━━ BRANO DEL DOCUMENTO

Follia omicida di una madre

Follia omicida di una madre

Giuliana De Sio

Giuliana De Sio

Segue lo spirito dell’autore Enrico Maria Lamanna che mette in scena Notturno di donna con ospiti di Annibale Ruccello dal 31 ottobre al 9 novembre al teatro Bellini di Napoli. Un testo tra il dramma, la commedia, il trhiller del drammaturgo stabile andato in scena per la prima volta nel 1983. Ma che ancora sa raccontare i dolori delle moderne società. Accanto alla protagonista Giuliana De Sio, in compagnia un gruppo di noti attori napoletani, alcuni dei quali al loro primo incontro con Ruccello: Gino Curcione, Rosaria De Cicco, Andrea De Venuti, Mimmo Esposito, Luigi Iacuzio.

━━━━
━━ DATI FORNITI

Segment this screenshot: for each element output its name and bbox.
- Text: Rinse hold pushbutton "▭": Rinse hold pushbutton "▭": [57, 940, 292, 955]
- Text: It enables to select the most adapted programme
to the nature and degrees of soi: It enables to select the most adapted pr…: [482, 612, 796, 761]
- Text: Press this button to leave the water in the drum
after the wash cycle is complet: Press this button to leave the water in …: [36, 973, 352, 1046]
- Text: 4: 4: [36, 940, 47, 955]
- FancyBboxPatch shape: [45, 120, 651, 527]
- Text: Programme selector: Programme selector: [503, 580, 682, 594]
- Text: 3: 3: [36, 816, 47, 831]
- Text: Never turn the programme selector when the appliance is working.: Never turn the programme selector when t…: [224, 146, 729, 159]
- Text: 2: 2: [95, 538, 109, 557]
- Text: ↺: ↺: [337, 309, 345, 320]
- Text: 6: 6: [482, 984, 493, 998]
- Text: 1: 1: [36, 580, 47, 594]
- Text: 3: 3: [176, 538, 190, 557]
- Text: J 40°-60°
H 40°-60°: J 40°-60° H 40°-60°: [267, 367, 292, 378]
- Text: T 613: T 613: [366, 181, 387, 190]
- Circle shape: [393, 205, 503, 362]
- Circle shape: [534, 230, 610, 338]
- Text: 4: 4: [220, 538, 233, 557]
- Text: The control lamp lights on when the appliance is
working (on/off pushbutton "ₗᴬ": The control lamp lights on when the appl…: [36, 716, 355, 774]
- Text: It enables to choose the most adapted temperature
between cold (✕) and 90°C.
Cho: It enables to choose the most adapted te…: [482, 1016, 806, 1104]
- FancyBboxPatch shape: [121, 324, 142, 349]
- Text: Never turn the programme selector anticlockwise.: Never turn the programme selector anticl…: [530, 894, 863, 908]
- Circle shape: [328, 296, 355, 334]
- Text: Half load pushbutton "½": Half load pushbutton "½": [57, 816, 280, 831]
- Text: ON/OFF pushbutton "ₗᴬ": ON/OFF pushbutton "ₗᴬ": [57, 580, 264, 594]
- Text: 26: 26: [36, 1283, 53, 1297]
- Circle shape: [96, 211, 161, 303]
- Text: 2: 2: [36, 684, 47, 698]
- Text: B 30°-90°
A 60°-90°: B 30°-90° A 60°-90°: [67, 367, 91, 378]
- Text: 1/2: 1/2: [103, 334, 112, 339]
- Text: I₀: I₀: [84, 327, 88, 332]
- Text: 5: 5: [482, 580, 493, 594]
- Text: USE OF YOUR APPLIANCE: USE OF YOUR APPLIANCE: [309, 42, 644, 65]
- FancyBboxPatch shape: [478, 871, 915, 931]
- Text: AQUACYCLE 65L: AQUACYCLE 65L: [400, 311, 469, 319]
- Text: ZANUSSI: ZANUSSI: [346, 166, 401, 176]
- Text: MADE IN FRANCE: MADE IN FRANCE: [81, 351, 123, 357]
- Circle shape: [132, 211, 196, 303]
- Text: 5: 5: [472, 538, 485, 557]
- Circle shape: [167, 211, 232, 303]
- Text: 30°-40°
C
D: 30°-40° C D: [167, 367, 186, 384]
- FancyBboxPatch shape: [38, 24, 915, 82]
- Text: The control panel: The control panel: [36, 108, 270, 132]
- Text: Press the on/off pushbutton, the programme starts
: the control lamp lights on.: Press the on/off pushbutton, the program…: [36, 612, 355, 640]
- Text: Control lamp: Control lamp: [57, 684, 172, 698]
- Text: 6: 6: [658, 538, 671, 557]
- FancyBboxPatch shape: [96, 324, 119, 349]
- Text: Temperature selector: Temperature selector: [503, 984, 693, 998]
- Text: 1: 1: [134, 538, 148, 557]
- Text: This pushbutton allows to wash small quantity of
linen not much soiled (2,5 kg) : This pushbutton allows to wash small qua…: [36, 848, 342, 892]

━━━━

:: ESPLORA IL MATERIALE ::
#1 Sostituisci "attori" con "interpreti" nel tratto del brano sullo spettacolo che va da "Segue lo spirito" fino a "Esposito, Luigi Iacuzio.", poi trascrivi il tratto così modificato.
#2 Riprendi il brano sullo spettacolo e proseguilo dopo la sua ultima frase.

:: RISULTATI DELLE ATTIVITÀ ::
#1
Segue lo spirito dell’autore Enrico Maria Lamanna che mette in scena Notturno di donna con ospiti di Annibale Ruccello dal 31 ottobre al 9 novembre al teatro Bellini di Napoli. Un testo tra il dramma, la commedia, il trhiller del drammaturgo stabile andato in scena per la prima volta nel 1983. Ma che ancora sa raccontare i dolori delle moderne società. Accanto alla protagonista Giuliana De Sio, in compagnia un gruppo di noti interpreti napoletani, alcuni dei quali al loro primo incontro con Ruccello: Gino Curcione, Rosaria De Cicco, Andrea De Venuti, Mimmo Esposito, Luigi Iacuzio.

#2
Scrive il regista: “Il testo propone, ancora una volta, il viaggio che Ruccello aveva intrapreso nel quotidiano attraversato e contaminato dal thriller, nonché il viaggio nel panorama desolato della periferia urbana, dei ghetti degradati, tra le tv locali e le radio libere. Un percorso apparentemente triste, che però viene ravvivato ora da una miscellanea di sentimenti, ora da involontaria comicità.

Una serie di colpi di scena con un occhio al cinema “thrilling”; ma mentre “Le cinque rose” ha come riferimento il cinema di Hitchcock, di Argento, di Polanski, nel “Notturno” domina quello anni ’70, per intendersi di Scorsese e di Kubrik. I canoni sono sempre gli stessi: il luogo isolato, il protagonista barricato all’interno, la minaccia esterna che semina orrore e sgomento fino ad un catartico finale.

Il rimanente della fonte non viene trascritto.